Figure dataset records
★ ★ ★ ★ ★

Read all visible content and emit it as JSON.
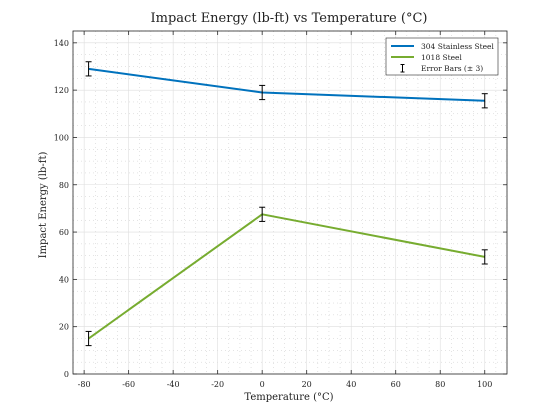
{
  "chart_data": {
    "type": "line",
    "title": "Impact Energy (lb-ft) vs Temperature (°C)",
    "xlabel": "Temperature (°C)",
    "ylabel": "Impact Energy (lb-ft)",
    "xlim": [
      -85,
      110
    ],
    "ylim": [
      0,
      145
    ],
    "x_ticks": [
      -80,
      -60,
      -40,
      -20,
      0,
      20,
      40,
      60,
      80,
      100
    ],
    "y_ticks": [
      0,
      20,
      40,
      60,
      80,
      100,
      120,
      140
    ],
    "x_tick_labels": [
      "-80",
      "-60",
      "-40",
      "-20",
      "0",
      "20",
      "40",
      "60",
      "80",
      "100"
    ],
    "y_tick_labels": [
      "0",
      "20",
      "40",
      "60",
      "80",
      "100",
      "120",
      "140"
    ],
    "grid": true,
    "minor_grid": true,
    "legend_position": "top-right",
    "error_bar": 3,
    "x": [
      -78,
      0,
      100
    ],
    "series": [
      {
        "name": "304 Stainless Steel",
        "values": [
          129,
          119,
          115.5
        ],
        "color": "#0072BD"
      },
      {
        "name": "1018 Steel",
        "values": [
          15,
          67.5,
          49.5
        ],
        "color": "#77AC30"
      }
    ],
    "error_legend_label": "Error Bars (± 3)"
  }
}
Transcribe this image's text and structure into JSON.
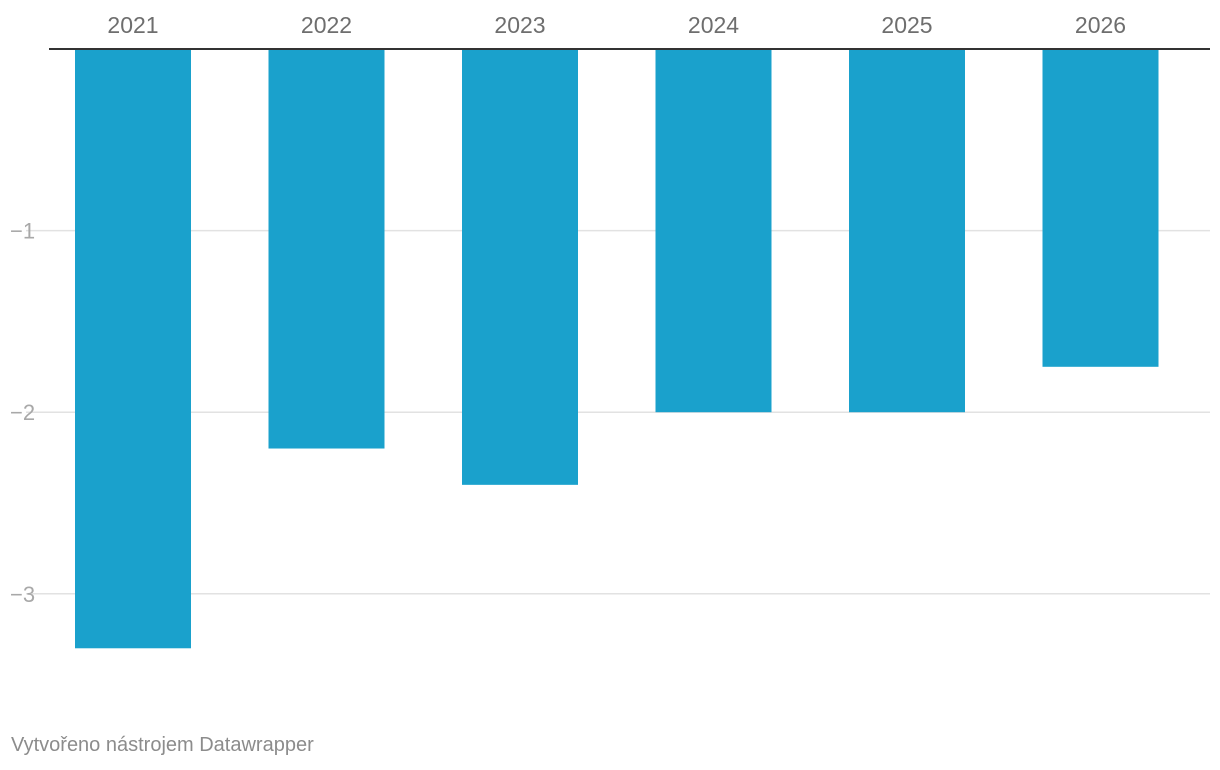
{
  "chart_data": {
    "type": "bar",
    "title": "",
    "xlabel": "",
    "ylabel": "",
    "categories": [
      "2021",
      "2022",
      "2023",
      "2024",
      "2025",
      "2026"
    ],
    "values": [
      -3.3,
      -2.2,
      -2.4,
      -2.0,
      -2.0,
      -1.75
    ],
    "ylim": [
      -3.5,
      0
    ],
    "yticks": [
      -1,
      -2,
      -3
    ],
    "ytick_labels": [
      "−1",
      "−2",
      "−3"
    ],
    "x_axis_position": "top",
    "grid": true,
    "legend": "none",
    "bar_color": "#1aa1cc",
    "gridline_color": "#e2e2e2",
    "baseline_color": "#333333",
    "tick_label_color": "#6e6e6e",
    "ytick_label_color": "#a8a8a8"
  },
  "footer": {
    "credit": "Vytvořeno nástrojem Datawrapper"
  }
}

★ ★ ★ ★ ★

Pictures are excluded; copy every other part of the records exactly.

RESPONSE TO THE EXERCISE
Read all visible content and emit it as JSON.
{
  "chart_data": {
    "type": "line",
    "title": "Impact Energy (lb-ft) vs Temperature (°C)",
    "xlabel": "Temperature (°C)",
    "ylabel": "Impact Energy (lb-ft)",
    "xlim": [
      -85,
      110
    ],
    "ylim": [
      0,
      145
    ],
    "x_ticks": [
      -80,
      -60,
      -40,
      -20,
      0,
      20,
      40,
      60,
      80,
      100
    ],
    "y_ticks": [
      0,
      20,
      40,
      60,
      80,
      100,
      120,
      140
    ],
    "x_tick_labels": [
      "-80",
      "-60",
      "-40",
      "-20",
      "0",
      "20",
      "40",
      "60",
      "80",
      "100"
    ],
    "y_tick_labels": [
      "0",
      "20",
      "40",
      "60",
      "80",
      "100",
      "120",
      "140"
    ],
    "grid": true,
    "minor_grid": true,
    "legend_position": "top-right",
    "error_bar": 3,
    "x": [
      -78,
      0,
      100
    ],
    "series": [
      {
        "name": "304 Stainless Steel",
        "values": [
          129,
          119,
          115.5
        ],
        "color": "#0072BD"
      },
      {
        "name": "1018 Steel",
        "values": [
          15,
          67.5,
          49.5
        ],
        "color": "#77AC30"
      }
    ],
    "error_legend_label": "Error Bars (± 3)"
  }
}
Transcribe this image's text and structure into JSON.
{
  "chart_data": {
    "type": "bar",
    "title": "",
    "xlabel": "",
    "ylabel": "",
    "categories": [
      "2021",
      "2022",
      "2023",
      "2024",
      "2025",
      "2026"
    ],
    "values": [
      -3.3,
      -2.2,
      -2.4,
      -2.0,
      -2.0,
      -1.75
    ],
    "ylim": [
      -3.5,
      0
    ],
    "yticks": [
      -1,
      -2,
      -3
    ],
    "ytick_labels": [
      "−1",
      "−2",
      "−3"
    ],
    "x_axis_position": "top",
    "grid": true,
    "legend": "none",
    "bar_color": "#1aa1cc",
    "gridline_color": "#e2e2e2",
    "baseline_color": "#333333",
    "tick_label_color": "#6e6e6e",
    "ytick_label_color": "#a8a8a8"
  },
  "footer": {
    "credit": "Vytvořeno nástrojem Datawrapper"
  }
}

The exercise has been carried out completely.